## BEGIN
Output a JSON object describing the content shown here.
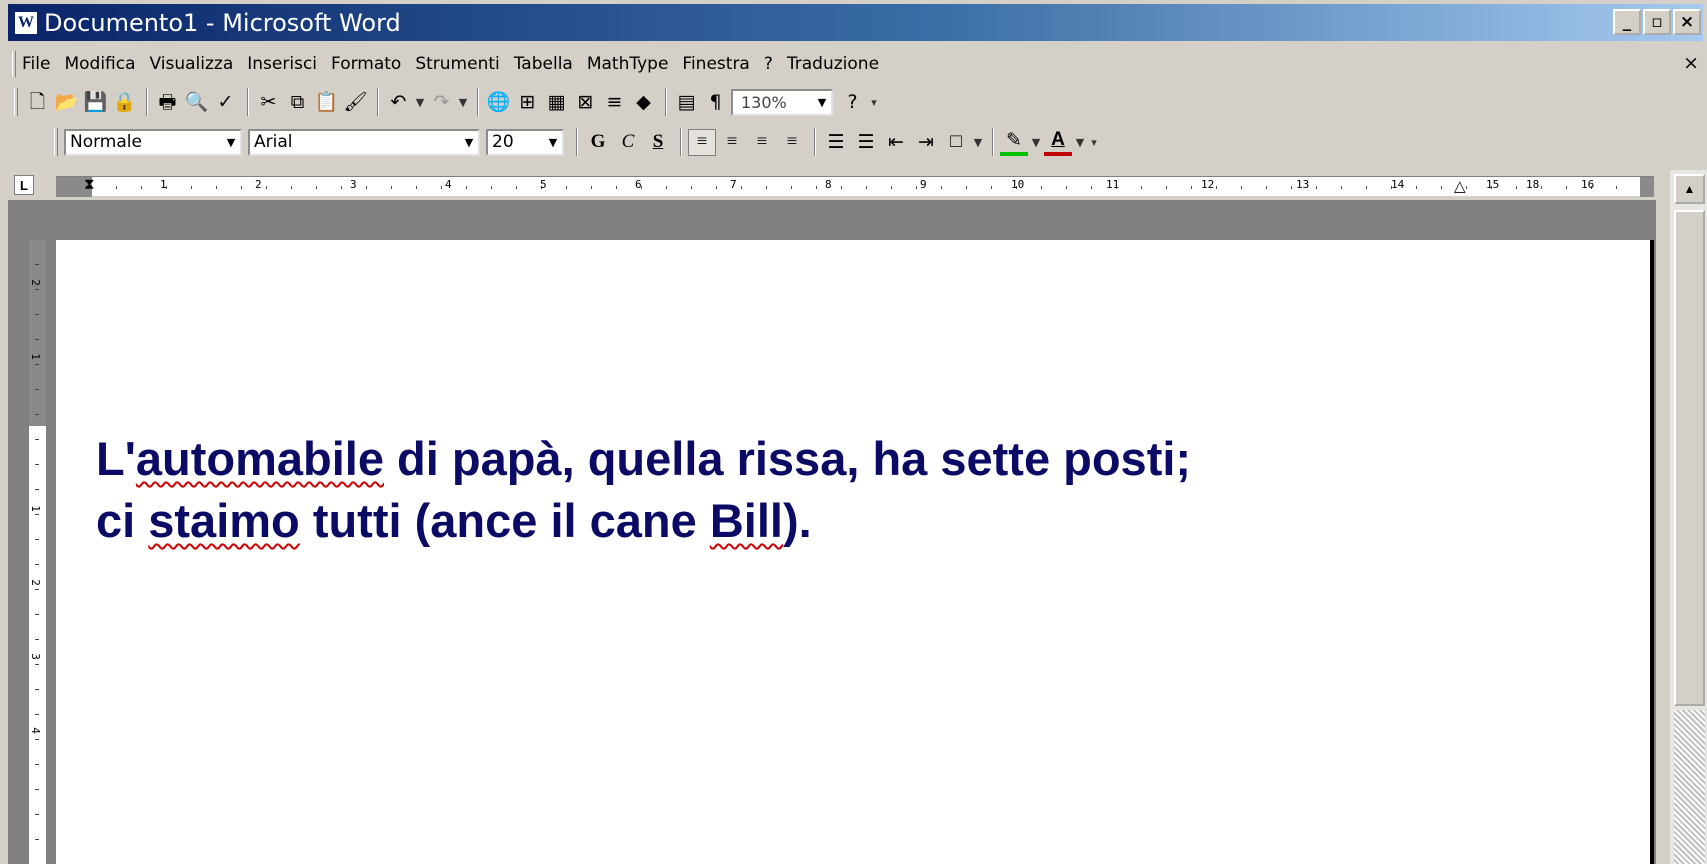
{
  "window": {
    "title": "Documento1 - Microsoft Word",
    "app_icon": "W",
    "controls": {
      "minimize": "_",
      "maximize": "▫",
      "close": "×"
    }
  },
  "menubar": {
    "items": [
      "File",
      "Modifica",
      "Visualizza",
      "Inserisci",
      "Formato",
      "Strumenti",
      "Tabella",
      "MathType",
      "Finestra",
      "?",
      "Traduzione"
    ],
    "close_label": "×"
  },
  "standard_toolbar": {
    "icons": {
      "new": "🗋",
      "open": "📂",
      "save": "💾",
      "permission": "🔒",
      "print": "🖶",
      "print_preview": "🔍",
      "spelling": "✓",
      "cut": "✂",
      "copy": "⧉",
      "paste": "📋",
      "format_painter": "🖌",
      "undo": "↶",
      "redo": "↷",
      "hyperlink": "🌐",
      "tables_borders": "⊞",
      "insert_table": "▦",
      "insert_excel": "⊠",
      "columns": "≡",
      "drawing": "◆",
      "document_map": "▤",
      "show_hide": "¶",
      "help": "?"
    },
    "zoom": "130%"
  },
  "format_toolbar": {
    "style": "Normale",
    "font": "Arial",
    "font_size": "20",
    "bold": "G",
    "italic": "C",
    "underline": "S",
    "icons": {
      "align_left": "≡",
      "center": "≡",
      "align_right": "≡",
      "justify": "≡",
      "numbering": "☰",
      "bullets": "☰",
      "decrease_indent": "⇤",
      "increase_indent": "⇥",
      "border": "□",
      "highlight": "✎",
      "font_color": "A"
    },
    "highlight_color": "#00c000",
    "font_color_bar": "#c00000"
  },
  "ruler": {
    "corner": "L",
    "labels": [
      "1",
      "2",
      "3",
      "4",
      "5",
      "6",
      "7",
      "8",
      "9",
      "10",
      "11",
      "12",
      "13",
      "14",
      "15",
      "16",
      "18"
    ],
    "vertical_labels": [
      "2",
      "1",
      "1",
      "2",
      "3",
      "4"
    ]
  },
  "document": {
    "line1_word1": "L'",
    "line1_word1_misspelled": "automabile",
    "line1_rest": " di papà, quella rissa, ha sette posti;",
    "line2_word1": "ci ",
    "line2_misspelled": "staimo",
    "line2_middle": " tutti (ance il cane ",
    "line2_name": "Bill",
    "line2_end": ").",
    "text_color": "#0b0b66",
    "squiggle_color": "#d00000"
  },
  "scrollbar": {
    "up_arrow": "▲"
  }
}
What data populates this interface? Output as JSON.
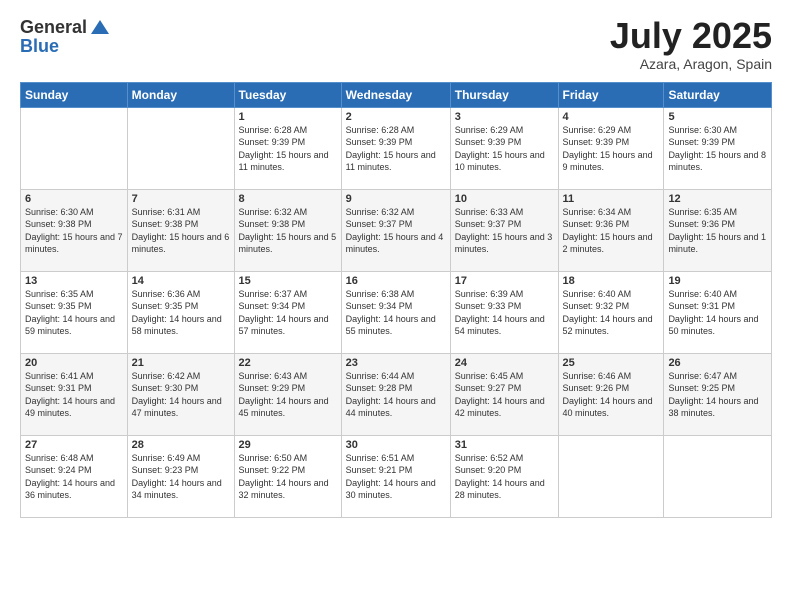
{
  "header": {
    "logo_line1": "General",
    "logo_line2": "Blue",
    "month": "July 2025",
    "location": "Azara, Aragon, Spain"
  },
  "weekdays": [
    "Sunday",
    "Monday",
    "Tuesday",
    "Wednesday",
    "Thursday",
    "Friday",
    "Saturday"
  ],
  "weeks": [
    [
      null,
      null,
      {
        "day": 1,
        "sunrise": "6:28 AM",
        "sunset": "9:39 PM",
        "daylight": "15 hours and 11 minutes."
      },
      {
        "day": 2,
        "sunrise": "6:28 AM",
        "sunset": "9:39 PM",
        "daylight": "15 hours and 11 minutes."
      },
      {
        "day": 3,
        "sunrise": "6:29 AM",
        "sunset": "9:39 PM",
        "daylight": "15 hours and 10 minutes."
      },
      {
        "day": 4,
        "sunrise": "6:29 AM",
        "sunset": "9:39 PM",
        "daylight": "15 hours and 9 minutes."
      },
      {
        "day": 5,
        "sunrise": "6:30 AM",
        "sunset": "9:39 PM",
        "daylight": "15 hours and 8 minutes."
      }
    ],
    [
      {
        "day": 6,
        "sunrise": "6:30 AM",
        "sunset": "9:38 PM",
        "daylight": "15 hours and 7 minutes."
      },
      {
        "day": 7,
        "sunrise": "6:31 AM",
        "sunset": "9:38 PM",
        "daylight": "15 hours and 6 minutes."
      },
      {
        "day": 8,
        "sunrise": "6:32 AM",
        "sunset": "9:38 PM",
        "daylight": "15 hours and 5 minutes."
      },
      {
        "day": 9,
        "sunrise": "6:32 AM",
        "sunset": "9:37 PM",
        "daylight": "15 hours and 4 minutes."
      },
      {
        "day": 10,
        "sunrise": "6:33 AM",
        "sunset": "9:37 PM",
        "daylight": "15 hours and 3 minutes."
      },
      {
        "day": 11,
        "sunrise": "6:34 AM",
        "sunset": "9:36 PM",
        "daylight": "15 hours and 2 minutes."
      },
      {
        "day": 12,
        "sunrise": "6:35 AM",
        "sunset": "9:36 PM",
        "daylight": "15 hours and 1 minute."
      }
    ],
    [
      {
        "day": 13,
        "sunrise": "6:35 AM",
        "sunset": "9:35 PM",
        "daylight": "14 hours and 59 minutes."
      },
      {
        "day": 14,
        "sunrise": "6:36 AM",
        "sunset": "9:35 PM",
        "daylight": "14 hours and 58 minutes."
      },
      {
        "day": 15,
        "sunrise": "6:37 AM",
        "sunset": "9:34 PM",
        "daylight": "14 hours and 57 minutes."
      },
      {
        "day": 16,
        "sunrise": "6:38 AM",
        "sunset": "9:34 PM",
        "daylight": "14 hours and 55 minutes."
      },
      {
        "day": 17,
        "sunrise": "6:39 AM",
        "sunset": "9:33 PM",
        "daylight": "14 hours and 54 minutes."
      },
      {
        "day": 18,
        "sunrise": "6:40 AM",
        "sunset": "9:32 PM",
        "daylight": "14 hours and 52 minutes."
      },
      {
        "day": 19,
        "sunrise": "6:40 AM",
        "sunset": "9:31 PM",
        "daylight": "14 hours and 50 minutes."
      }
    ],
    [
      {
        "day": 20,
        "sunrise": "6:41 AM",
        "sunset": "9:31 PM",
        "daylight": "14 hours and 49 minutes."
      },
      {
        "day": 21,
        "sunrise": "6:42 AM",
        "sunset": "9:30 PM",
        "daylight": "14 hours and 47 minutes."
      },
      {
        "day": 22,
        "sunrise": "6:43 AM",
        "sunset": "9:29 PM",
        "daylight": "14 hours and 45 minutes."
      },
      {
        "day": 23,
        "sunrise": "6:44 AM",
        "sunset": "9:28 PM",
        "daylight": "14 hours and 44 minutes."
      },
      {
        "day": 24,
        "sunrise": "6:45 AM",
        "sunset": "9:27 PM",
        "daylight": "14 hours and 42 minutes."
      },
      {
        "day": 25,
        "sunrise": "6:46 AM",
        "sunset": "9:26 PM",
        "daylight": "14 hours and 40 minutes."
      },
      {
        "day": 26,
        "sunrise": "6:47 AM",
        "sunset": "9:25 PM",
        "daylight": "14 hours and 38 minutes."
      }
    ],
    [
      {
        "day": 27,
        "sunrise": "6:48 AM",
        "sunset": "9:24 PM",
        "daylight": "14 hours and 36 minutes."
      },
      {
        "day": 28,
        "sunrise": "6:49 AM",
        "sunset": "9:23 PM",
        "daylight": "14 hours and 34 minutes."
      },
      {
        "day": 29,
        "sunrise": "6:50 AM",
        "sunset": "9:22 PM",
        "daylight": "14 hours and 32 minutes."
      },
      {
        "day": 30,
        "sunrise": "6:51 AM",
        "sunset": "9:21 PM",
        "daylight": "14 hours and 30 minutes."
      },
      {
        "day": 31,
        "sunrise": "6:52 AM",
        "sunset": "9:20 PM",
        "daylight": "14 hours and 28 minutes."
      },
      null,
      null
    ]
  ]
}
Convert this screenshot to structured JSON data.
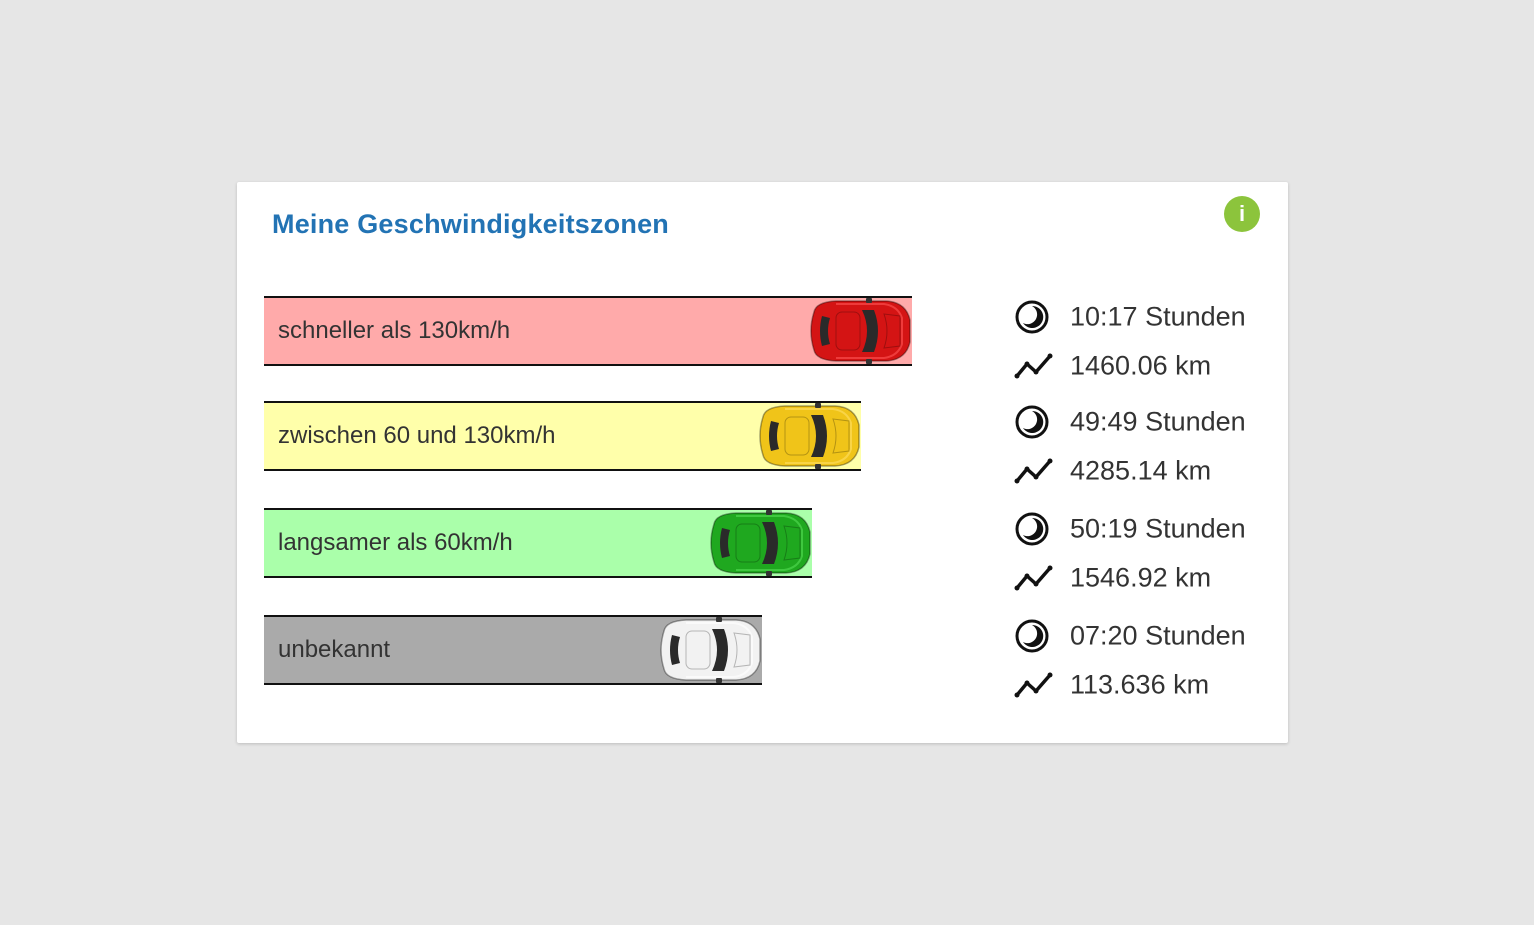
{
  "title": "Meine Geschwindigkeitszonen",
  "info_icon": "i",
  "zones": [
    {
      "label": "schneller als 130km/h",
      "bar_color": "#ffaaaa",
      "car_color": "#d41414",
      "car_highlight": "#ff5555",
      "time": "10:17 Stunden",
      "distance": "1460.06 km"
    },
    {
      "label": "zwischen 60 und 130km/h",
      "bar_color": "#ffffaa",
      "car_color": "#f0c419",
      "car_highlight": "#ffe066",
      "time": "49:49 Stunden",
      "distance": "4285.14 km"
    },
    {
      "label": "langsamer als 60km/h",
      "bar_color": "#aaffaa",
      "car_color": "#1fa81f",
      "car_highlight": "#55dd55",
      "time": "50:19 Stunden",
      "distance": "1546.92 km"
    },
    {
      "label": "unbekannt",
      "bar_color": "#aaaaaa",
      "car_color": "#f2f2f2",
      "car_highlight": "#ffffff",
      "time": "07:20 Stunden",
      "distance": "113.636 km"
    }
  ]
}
## END
Problem: Skip the pictures; extract only the lines from the line with "Convert this screenshot" through the final line of the material, exactly as they appear.

Solution to the problem:
Convert this screenshot to structured JSON data.
{
  "title": "Meine Geschwindigkeitszonen",
  "info_icon": "i",
  "zones": [
    {
      "label": "schneller als 130km/h",
      "bar_color": "#ffaaaa",
      "car_color": "#d41414",
      "car_highlight": "#ff5555",
      "time": "10:17 Stunden",
      "distance": "1460.06 km"
    },
    {
      "label": "zwischen 60 und 130km/h",
      "bar_color": "#ffffaa",
      "car_color": "#f0c419",
      "car_highlight": "#ffe066",
      "time": "49:49 Stunden",
      "distance": "4285.14 km"
    },
    {
      "label": "langsamer als 60km/h",
      "bar_color": "#aaffaa",
      "car_color": "#1fa81f",
      "car_highlight": "#55dd55",
      "time": "50:19 Stunden",
      "distance": "1546.92 km"
    },
    {
      "label": "unbekannt",
      "bar_color": "#aaaaaa",
      "car_color": "#f2f2f2",
      "car_highlight": "#ffffff",
      "time": "07:20 Stunden",
      "distance": "113.636 km"
    }
  ]
}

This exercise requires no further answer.